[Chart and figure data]
==*==
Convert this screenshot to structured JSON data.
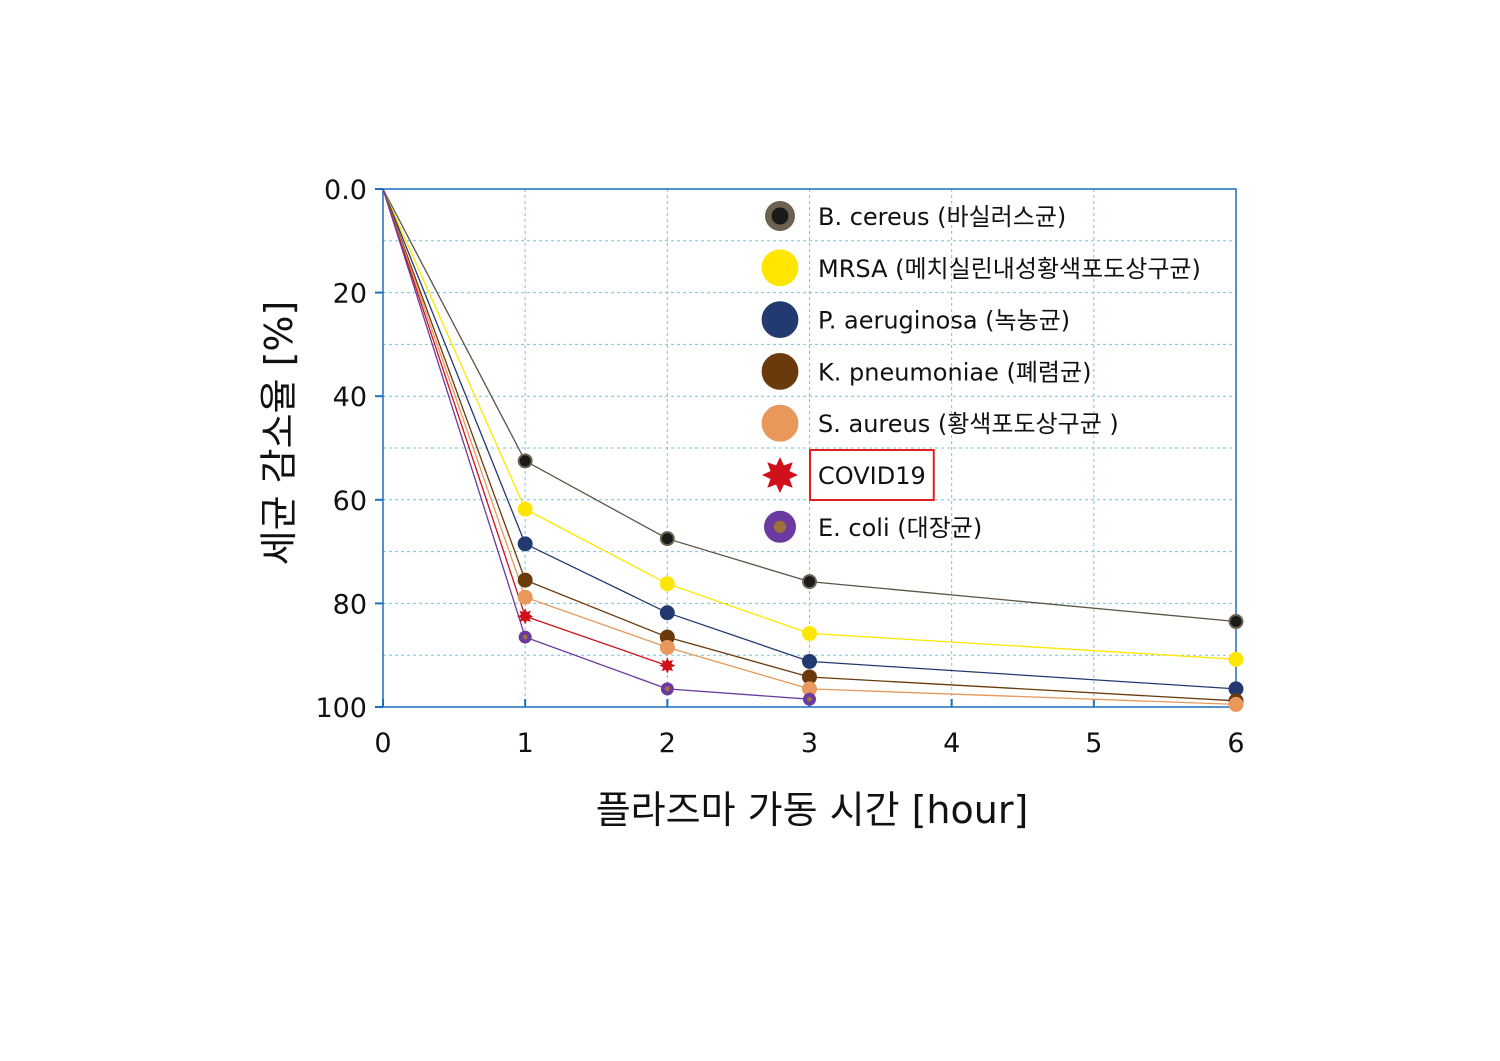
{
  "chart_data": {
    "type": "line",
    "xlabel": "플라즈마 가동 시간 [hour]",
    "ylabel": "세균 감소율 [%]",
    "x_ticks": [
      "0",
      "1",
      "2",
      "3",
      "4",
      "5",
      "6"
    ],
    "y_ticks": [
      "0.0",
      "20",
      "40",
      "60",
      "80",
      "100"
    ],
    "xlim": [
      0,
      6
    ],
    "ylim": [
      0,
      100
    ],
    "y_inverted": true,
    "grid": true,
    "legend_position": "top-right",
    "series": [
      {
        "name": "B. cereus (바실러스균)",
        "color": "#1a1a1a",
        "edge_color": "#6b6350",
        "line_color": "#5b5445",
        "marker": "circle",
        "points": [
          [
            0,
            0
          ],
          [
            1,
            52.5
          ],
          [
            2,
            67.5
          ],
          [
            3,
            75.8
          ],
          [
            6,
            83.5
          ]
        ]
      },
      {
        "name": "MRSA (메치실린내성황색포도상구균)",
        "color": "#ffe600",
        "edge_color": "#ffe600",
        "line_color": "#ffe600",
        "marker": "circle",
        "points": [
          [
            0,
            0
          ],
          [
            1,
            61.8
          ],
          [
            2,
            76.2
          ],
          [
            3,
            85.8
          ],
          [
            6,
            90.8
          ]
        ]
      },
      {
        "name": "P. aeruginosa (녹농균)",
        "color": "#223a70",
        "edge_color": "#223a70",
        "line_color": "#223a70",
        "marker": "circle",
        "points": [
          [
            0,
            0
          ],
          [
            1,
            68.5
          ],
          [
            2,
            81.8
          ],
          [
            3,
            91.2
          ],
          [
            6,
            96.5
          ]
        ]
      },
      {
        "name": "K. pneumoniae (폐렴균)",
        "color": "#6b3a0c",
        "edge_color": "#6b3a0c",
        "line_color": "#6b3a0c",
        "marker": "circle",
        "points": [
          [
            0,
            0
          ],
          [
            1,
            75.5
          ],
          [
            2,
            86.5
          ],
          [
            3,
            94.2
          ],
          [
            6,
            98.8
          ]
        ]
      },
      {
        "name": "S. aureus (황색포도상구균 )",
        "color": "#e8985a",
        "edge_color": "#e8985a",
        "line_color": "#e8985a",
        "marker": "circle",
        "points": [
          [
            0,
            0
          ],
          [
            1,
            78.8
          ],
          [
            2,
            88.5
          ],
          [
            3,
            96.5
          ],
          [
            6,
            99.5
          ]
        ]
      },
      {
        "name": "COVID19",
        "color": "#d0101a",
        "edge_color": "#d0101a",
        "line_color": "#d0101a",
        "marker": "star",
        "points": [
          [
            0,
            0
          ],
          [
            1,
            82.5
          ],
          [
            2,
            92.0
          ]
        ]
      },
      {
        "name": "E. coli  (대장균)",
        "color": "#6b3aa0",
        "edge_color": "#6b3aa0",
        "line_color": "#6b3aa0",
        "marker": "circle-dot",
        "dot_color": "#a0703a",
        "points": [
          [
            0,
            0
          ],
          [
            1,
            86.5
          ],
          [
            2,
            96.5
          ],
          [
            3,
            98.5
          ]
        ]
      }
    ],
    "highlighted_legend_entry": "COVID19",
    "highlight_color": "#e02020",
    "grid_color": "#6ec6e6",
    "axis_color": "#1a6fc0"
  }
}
==*==
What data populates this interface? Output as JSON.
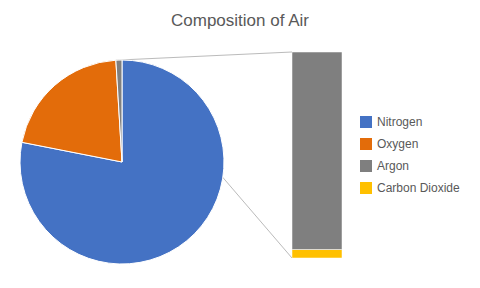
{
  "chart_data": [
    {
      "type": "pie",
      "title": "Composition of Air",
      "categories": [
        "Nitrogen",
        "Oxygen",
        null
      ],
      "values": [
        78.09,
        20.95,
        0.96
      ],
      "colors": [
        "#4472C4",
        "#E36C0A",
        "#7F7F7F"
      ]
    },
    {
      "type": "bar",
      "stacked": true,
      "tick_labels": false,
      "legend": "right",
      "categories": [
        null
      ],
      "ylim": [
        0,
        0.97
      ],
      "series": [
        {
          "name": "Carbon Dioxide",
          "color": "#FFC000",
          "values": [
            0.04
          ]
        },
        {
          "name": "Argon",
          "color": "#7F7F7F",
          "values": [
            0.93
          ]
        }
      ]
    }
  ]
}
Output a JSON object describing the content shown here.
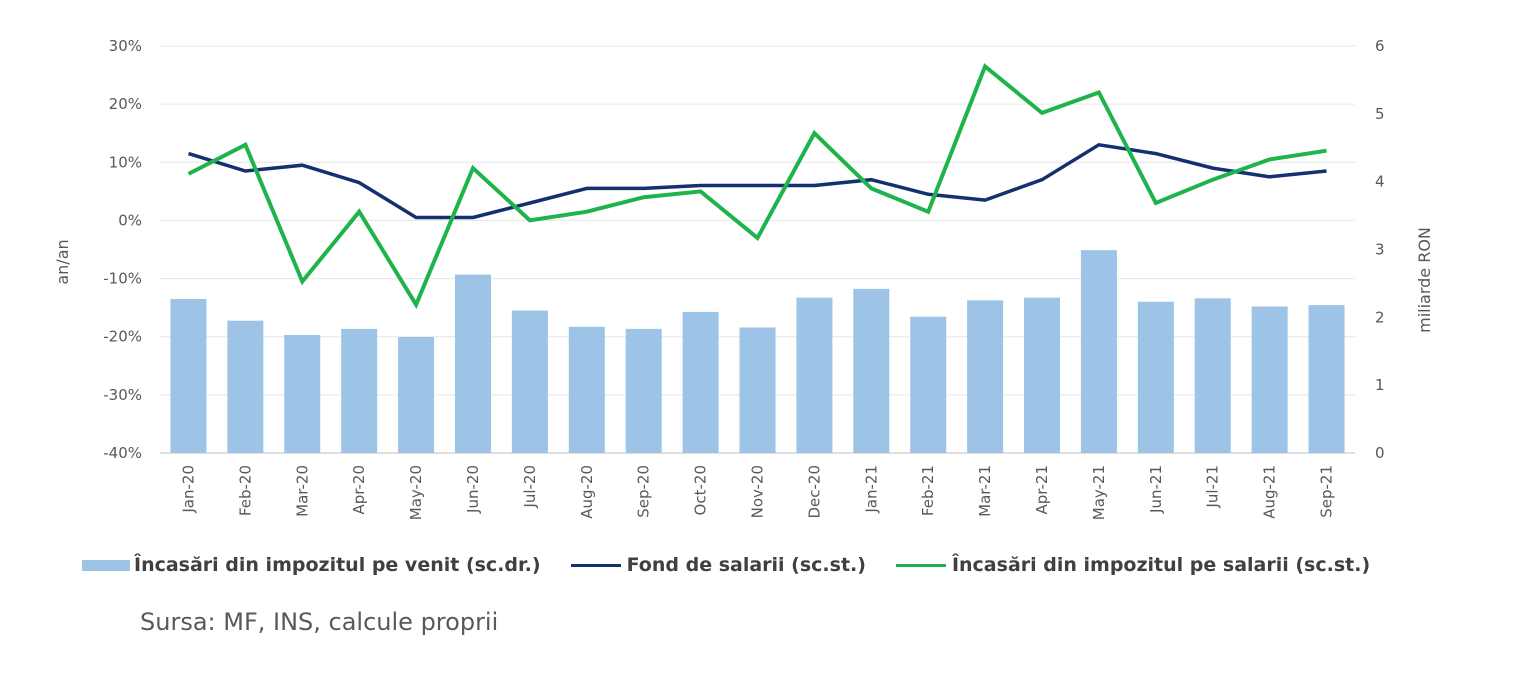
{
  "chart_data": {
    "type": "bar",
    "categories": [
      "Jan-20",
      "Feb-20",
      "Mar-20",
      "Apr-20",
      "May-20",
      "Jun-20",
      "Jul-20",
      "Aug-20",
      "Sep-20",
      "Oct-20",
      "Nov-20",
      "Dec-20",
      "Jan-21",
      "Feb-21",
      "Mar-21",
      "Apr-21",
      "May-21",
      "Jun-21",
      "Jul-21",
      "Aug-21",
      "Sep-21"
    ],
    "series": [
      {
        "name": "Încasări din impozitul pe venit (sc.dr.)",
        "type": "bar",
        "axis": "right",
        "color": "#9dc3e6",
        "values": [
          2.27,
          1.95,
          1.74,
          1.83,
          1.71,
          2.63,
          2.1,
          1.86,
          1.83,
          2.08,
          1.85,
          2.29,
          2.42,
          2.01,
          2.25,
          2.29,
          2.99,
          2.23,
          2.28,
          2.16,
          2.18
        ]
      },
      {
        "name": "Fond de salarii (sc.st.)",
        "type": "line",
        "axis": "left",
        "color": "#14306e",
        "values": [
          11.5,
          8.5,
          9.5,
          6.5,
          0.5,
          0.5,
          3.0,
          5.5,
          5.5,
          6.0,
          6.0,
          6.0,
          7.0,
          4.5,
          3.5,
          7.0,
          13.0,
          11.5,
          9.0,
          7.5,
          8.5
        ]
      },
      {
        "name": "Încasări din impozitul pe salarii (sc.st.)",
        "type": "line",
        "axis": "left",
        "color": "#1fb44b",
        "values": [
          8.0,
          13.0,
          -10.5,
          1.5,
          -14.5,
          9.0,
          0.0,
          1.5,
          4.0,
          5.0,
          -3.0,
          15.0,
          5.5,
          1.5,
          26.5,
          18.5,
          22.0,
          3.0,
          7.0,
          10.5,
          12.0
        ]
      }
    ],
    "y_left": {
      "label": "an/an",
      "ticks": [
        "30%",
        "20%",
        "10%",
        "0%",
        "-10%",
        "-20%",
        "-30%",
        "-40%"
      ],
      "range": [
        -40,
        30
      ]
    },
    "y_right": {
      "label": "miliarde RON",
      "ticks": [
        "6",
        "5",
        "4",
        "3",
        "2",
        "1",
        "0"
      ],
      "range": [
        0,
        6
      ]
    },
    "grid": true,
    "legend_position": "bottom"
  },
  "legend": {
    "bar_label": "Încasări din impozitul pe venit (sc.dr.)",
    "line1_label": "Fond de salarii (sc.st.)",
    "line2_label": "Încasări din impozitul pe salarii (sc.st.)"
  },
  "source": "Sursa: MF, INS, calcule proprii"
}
==*==
### [Problem statement]
Note every line above where the string "salarii" shows up, and copy those lines.

### [Task output]
        "name": "Fond de salarii (sc.st.)",
        "name": "Încasări din impozitul pe salarii (sc.st.)",
    "line1_label": "Fond de salarii (sc.st.)",
    "line2_label": "Încasări din impozitul pe salarii (sc.st.)"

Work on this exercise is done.